Identify every line in the records that contains the word "steering", and copy each of those lines. Letter case matters, so count only matches with the same capitalization.

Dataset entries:
<<<<

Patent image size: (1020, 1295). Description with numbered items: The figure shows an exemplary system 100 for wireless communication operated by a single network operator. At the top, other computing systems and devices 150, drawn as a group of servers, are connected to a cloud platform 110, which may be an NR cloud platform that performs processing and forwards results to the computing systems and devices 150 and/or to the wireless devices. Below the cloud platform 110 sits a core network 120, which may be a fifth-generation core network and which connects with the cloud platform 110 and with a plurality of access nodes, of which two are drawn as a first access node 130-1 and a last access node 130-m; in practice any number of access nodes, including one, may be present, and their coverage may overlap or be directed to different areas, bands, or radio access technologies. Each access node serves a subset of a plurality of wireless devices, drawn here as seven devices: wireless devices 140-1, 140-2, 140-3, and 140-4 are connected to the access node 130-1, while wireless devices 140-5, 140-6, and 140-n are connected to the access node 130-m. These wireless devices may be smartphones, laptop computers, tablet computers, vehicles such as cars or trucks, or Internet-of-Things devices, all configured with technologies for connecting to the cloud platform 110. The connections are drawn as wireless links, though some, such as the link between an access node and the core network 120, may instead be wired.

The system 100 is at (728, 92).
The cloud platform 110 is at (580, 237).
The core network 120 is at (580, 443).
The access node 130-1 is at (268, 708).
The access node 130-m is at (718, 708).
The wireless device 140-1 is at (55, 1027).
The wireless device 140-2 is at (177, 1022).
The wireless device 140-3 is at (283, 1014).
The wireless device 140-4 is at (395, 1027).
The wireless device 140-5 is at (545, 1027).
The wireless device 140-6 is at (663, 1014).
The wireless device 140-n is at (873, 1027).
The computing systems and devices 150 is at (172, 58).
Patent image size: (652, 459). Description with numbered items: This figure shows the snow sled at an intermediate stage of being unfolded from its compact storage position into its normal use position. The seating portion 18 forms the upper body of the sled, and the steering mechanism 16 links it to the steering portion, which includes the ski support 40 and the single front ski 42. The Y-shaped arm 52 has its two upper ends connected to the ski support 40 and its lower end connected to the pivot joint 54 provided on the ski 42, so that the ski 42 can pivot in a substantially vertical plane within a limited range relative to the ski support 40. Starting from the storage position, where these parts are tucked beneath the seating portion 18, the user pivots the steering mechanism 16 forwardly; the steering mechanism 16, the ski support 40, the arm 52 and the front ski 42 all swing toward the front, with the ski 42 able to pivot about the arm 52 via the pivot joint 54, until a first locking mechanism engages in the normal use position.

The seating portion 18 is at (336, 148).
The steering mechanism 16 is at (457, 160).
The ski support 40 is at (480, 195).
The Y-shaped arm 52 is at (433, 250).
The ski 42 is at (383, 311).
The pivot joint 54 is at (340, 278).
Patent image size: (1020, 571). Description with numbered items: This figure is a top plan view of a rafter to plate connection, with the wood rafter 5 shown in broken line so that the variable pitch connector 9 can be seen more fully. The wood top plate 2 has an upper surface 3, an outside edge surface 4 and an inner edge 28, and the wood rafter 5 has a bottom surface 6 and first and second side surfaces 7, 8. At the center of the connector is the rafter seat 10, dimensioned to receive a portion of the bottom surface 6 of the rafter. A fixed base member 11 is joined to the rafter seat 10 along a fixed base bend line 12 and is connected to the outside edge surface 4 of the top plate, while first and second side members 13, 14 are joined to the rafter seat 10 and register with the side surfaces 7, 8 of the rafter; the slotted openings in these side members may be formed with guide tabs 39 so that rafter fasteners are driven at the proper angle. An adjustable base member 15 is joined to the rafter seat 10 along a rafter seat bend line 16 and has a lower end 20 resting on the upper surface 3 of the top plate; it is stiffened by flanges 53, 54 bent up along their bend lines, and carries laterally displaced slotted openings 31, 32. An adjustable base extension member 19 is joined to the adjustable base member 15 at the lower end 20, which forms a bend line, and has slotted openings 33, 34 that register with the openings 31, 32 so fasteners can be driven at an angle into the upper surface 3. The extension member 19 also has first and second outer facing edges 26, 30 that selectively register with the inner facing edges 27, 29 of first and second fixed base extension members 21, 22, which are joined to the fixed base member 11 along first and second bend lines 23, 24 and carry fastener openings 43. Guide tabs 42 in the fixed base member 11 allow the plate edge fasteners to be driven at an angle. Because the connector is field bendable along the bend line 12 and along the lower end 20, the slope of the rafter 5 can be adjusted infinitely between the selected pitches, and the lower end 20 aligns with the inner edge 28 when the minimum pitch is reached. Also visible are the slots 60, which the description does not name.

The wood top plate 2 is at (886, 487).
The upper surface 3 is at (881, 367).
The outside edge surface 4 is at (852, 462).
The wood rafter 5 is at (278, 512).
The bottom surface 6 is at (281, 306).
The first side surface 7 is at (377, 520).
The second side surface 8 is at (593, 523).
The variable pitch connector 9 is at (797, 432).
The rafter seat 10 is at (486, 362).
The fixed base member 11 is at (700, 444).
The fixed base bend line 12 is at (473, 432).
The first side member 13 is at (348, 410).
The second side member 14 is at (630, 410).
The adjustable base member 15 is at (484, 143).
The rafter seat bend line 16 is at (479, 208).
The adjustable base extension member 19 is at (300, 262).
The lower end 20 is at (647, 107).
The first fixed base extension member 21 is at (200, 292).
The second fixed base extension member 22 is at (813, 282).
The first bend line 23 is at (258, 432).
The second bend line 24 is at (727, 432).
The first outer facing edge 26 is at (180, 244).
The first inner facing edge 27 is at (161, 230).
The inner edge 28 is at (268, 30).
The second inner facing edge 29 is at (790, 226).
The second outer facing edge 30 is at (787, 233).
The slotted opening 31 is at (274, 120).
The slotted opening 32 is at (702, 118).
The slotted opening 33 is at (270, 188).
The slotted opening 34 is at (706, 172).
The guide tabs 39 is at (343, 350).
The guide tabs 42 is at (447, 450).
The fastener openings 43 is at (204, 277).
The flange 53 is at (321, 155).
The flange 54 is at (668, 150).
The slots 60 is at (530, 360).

>>>>

● **Response to this exercise**
Patent image size: (652, 459). Description with numbered items: This figure shows the snow sled at an intermediate stage of being unfolded from its compact storage position into its normal use position. The seating portion 18 forms the upper body of the sled, and the steering mechanism 16 links it to the steering portion, which includes the ski support 40 and the single front ski 42. The Y-shaped arm 52 has its two upper ends connected to the ski support 40 and its lower end connected to the pivot joint 54 provided on the ski 42, so that the ski 42 can pivot in a substantially vertical plane within a limited range relative to the ski support 40. Starting from the storage position, where these parts are tucked beneath the seating portion 18, the user pivots the steering mechanism 16 forwardly; the steering mechanism 16, the ski support 40, the arm 52 and the front ski 42 all swing toward the front, with the ski 42 able to pivot about the arm 52 via the pivot joint 54, until a first locking mechanism engages in the normal use position.
The steering mechanism 16 is at (457, 160).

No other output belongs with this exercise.